> [SUPPLIED DATA]:

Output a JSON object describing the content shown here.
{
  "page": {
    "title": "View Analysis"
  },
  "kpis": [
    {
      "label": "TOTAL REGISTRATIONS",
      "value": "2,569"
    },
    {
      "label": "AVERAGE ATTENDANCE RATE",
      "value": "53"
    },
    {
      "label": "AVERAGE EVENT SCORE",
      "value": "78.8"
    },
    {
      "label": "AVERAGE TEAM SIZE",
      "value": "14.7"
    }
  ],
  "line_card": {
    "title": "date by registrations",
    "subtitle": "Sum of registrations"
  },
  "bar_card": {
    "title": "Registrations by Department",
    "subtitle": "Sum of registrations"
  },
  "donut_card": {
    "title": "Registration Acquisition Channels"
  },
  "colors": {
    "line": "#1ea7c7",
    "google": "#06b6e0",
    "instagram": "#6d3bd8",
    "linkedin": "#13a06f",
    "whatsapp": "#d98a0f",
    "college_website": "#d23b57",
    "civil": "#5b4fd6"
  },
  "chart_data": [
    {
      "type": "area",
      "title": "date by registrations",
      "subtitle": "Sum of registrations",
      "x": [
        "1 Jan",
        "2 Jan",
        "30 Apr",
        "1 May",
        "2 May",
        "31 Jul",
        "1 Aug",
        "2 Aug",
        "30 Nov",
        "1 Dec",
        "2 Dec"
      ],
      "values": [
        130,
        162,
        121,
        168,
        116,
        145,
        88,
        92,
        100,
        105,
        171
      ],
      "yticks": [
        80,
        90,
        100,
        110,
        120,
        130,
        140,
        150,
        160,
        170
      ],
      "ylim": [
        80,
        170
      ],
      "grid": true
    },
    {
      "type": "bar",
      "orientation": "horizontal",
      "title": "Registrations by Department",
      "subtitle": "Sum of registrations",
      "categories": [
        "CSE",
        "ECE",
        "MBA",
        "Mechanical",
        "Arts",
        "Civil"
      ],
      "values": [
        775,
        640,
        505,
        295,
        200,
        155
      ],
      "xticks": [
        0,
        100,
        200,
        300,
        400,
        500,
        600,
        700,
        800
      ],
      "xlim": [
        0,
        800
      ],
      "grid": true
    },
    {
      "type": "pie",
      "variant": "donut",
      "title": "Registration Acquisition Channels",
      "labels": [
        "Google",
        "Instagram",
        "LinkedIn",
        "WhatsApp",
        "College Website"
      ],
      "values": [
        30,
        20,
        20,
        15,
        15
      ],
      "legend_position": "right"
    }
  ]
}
==
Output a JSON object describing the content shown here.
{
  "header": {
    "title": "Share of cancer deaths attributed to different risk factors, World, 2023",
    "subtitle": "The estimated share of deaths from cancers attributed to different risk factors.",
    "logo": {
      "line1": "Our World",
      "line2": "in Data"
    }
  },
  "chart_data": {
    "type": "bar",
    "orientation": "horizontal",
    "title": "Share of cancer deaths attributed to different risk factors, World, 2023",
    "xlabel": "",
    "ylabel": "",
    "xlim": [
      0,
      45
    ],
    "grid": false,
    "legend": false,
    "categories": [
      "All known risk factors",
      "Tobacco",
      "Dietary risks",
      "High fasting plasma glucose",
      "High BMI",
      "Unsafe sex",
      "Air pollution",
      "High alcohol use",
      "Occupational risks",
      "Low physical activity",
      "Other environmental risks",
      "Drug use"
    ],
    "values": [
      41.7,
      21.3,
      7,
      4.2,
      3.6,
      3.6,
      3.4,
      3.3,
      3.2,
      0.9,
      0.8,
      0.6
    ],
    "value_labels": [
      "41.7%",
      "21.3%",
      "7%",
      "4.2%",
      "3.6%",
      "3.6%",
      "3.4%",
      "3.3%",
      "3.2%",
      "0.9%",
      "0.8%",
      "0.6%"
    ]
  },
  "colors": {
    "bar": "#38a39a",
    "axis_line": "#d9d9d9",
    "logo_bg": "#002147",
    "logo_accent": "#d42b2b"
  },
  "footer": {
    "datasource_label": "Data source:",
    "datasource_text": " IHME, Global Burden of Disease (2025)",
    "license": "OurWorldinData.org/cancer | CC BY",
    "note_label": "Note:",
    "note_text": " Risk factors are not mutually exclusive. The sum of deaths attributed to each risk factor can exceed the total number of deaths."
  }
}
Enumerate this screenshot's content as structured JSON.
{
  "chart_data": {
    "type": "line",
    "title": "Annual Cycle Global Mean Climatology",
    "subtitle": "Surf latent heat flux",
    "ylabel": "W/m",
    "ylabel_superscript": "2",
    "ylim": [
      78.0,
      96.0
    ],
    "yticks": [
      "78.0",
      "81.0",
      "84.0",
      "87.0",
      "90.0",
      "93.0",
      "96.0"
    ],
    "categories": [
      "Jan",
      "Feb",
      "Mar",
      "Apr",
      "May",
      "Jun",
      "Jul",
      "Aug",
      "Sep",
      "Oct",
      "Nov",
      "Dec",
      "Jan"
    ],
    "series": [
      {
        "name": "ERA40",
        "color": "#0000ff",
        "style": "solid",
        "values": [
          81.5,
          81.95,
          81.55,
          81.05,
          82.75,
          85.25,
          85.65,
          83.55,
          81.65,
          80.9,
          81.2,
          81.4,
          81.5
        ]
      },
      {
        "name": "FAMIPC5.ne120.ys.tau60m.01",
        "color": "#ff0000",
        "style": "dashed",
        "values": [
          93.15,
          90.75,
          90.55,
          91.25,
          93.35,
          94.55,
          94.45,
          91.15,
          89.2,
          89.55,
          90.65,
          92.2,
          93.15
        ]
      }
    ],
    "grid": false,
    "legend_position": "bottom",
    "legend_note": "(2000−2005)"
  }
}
==
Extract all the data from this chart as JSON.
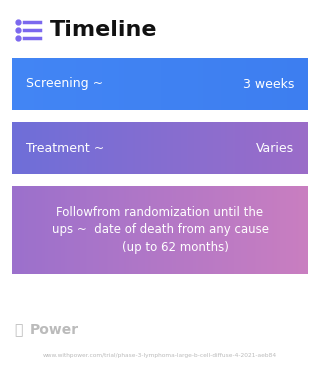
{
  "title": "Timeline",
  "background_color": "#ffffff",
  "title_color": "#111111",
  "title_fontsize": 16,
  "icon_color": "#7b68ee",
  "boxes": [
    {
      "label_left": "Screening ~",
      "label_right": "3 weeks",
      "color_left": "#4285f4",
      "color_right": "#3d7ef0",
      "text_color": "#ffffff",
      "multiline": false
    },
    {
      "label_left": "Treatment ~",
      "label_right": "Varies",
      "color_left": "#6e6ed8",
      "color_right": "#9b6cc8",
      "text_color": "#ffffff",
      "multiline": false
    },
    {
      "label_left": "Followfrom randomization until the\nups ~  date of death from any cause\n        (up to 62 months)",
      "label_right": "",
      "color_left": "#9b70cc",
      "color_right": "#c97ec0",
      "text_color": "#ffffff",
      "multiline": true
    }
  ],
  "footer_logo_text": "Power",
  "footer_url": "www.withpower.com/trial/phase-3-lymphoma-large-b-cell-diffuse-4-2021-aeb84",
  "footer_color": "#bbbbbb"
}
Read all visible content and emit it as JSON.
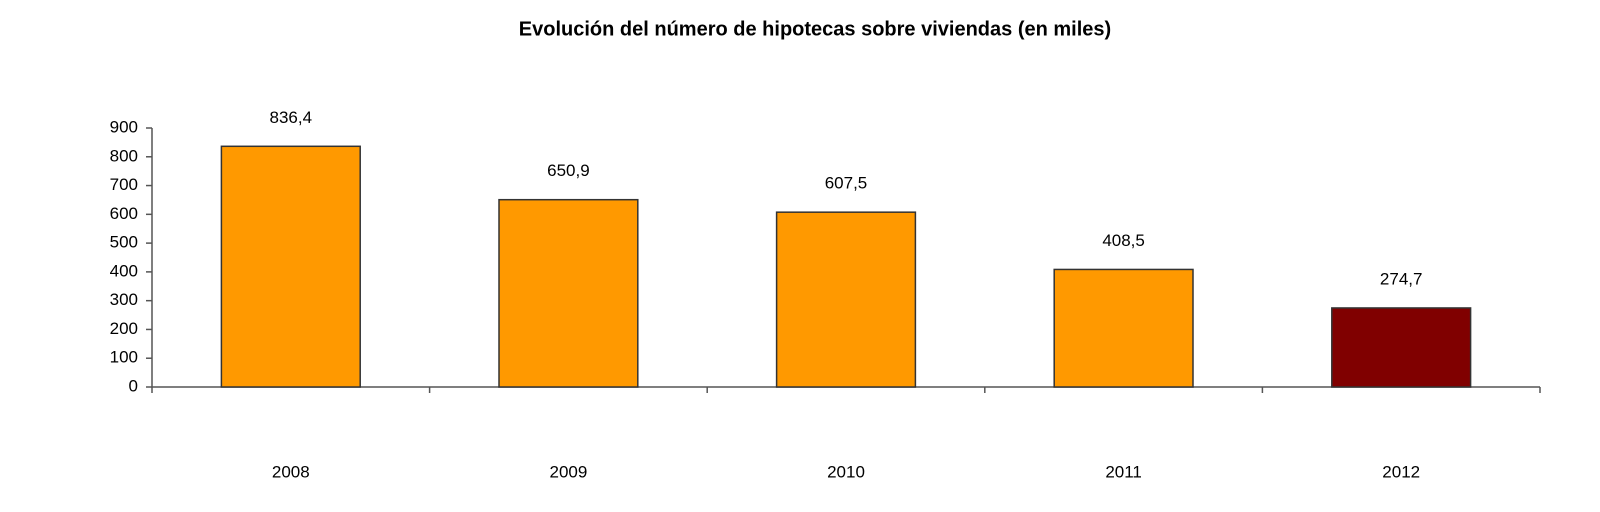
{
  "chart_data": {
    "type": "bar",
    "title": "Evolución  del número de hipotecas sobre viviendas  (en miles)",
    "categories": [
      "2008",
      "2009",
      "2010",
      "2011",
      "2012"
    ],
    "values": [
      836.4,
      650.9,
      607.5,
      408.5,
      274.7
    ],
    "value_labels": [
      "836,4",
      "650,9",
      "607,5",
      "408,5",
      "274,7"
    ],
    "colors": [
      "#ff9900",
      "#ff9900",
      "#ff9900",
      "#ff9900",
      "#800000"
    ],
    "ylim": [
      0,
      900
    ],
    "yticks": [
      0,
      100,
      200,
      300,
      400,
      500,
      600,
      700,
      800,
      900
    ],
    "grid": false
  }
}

> [TASK DETAILS]: Check every line of the data, and copy the ones that contain "Acquisition".

> [COMPLETED TASK]:
    "title": "Registration Acquisition Channels"
      "title": "Registration Acquisition Channels",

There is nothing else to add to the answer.